**WHAT THE EXERCISE ASKS:** Track down every line below that holds "JSON" and copy it.

**Collection entries:**
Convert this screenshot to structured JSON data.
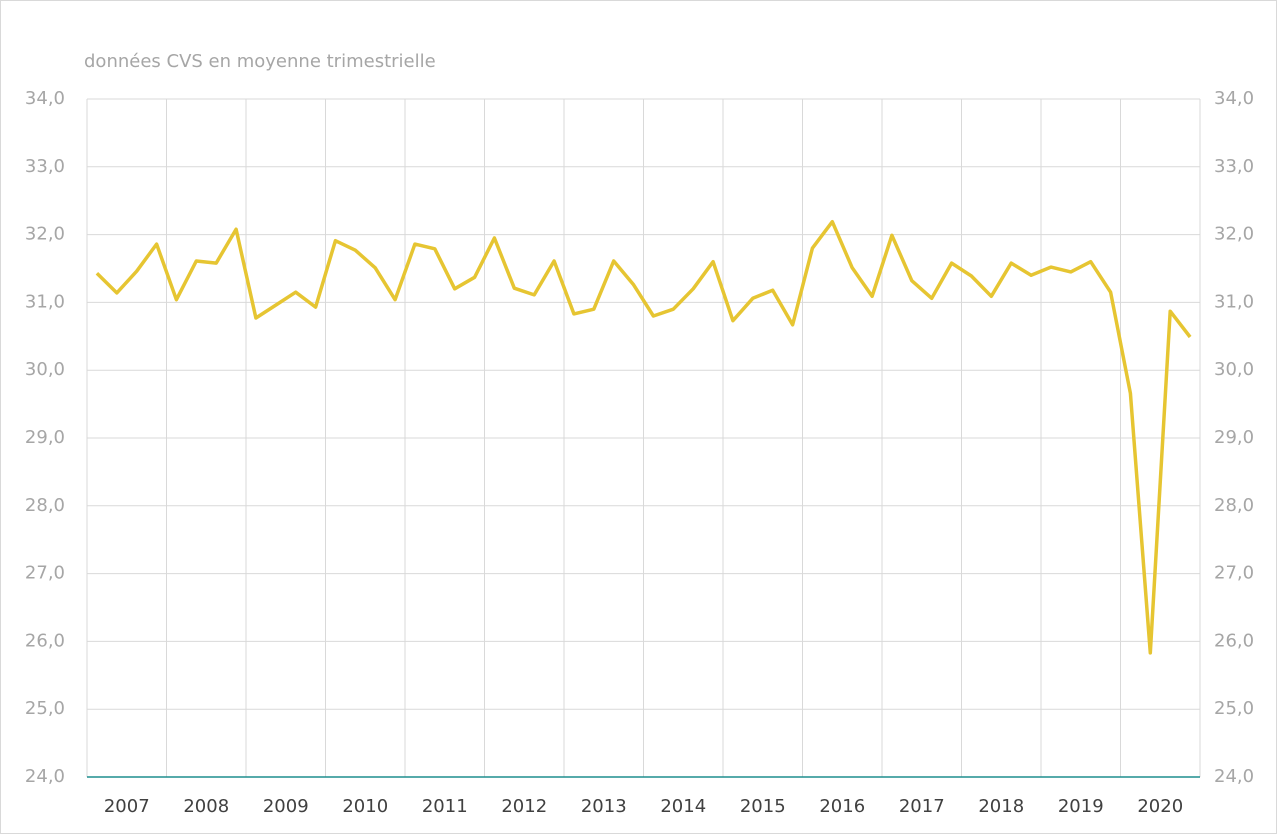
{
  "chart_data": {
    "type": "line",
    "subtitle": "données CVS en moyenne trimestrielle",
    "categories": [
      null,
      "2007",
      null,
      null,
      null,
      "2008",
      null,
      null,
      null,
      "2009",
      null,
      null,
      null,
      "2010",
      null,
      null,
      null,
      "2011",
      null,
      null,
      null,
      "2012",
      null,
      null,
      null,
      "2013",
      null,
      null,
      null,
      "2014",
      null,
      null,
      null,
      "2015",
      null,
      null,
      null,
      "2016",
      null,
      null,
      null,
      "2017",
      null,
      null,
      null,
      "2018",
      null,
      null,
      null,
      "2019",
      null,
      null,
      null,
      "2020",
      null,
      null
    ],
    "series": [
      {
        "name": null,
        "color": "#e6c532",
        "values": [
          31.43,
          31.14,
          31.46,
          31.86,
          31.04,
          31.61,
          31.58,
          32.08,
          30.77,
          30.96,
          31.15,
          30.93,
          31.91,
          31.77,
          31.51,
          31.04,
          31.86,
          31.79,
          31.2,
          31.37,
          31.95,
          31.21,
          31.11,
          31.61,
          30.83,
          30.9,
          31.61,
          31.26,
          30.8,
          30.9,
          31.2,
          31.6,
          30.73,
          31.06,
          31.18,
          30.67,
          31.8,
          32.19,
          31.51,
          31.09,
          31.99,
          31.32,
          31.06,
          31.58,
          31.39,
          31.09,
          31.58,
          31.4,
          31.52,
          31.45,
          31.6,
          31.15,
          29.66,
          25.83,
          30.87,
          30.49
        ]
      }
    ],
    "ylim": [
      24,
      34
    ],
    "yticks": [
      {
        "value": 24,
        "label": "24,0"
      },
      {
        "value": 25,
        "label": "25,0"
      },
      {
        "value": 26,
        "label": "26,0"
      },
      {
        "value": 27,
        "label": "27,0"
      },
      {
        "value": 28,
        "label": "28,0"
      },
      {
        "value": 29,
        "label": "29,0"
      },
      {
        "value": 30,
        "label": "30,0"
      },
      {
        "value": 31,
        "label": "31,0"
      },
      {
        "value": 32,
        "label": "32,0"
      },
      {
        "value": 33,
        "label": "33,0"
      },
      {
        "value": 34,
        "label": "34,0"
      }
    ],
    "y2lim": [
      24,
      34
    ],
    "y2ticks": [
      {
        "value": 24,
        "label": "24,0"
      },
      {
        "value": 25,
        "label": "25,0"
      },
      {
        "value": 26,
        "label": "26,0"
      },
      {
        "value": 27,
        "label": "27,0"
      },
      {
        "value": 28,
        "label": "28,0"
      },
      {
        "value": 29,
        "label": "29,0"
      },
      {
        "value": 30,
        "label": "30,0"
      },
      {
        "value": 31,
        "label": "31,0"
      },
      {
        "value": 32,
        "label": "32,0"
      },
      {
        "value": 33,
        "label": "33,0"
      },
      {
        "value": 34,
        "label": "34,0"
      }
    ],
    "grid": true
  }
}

==

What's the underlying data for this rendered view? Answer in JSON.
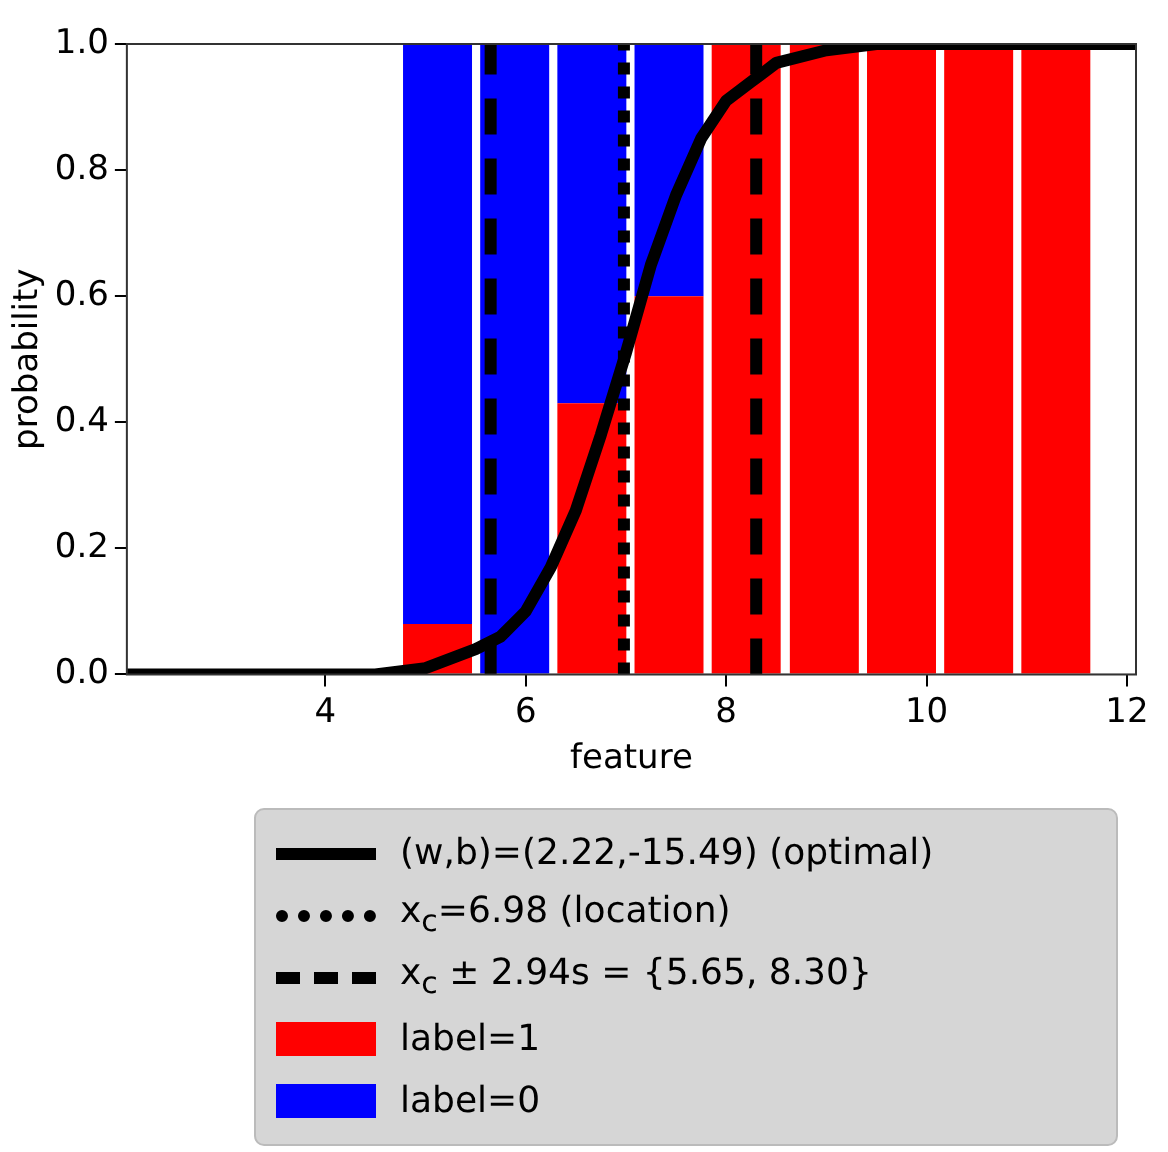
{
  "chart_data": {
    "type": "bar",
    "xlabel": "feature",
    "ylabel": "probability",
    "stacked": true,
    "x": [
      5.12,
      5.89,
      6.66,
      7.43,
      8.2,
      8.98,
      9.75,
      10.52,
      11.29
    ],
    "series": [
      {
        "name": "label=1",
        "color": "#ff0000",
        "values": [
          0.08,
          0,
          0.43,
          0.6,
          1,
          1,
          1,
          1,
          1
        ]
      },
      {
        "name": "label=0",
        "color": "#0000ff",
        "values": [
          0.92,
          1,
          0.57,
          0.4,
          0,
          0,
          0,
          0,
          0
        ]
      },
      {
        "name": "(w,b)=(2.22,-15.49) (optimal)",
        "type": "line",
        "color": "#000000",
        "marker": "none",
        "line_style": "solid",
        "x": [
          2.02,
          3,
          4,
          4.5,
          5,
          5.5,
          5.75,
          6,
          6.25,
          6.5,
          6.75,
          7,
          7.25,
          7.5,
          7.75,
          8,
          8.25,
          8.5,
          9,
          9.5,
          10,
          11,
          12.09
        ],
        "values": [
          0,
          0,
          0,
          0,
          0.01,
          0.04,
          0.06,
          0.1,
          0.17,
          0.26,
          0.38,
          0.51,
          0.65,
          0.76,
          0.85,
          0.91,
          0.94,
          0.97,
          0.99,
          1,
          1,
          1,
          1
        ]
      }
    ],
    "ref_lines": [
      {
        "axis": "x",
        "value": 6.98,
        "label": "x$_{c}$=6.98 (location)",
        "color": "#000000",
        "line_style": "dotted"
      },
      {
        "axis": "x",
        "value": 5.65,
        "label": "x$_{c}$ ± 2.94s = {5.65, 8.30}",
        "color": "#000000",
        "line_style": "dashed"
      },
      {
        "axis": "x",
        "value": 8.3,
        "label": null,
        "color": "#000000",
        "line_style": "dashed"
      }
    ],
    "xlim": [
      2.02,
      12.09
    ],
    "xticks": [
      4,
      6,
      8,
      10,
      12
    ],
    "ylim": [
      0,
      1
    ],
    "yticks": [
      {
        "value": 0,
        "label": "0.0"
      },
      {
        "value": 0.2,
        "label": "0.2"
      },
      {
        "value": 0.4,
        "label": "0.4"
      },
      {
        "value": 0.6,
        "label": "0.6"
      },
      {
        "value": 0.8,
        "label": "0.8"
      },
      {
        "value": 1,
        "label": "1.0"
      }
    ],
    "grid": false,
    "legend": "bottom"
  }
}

**RESULT FOR THIS TASK:**
Convert this screenshot to structured JSON data.
What's the underlying data for this rendered view? Answer in JSON.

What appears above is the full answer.